# [Task requirements]
Return, exactly, the line that contains "What's the underlying" together with all lines after it to the end of the entries, and no further lines.

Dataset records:
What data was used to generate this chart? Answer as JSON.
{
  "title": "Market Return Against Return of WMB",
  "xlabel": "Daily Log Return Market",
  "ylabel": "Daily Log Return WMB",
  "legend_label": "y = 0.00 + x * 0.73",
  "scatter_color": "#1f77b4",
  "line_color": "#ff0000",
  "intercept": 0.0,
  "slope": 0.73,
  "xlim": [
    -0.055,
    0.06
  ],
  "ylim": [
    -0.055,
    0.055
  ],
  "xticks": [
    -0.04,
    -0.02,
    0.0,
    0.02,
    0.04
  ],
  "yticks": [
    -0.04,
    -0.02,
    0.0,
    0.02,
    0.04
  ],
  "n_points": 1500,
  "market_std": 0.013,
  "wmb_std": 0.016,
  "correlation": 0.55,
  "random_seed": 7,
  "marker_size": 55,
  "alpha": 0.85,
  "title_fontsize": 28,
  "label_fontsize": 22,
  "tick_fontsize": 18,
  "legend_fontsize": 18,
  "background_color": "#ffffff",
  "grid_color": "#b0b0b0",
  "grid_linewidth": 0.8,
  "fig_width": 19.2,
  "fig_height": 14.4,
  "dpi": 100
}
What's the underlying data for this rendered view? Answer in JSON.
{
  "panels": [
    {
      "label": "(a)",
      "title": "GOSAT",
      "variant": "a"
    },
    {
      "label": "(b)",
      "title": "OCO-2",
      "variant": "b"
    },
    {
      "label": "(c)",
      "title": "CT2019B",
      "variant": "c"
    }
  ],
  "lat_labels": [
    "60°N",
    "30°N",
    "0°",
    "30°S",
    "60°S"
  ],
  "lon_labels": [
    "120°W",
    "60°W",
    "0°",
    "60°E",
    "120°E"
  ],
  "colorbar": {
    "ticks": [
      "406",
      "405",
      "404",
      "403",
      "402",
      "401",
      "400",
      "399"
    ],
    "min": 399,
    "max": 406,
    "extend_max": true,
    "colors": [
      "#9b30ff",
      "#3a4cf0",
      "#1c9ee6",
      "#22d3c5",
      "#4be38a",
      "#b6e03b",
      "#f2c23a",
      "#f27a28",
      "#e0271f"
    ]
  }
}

# [Output for this exercise]
What's the underlying data for this rendered view? Answer in JSON.
{
  "panels": [
    {
      "label": "(a)",
      "title": "GOSAT",
      "variant": "a"
    },
    {
      "label": "(b)",
      "title": "OCO-2",
      "variant": "b"
    },
    {
      "label": "(c)",
      "title": "CT2019B",
      "variant": "c"
    }
  ],
  "lat_labels": [
    "60°N",
    "30°N",
    "0°",
    "30°S",
    "60°S"
  ],
  "lon_labels": [
    "120°W",
    "60°W",
    "0°",
    "60°E",
    "120°E"
  ],
  "colorbar": {
    "ticks": [
      "406",
      "405",
      "404",
      "403",
      "402",
      "401",
      "400",
      "399"
    ],
    "min": 399,
    "max": 406,
    "extend_max": true,
    "colors": [
      "#9b30ff",
      "#3a4cf0",
      "#1c9ee6",
      "#22d3c5",
      "#4be38a",
      "#b6e03b",
      "#f2c23a",
      "#f27a28",
      "#e0271f"
    ]
  }
}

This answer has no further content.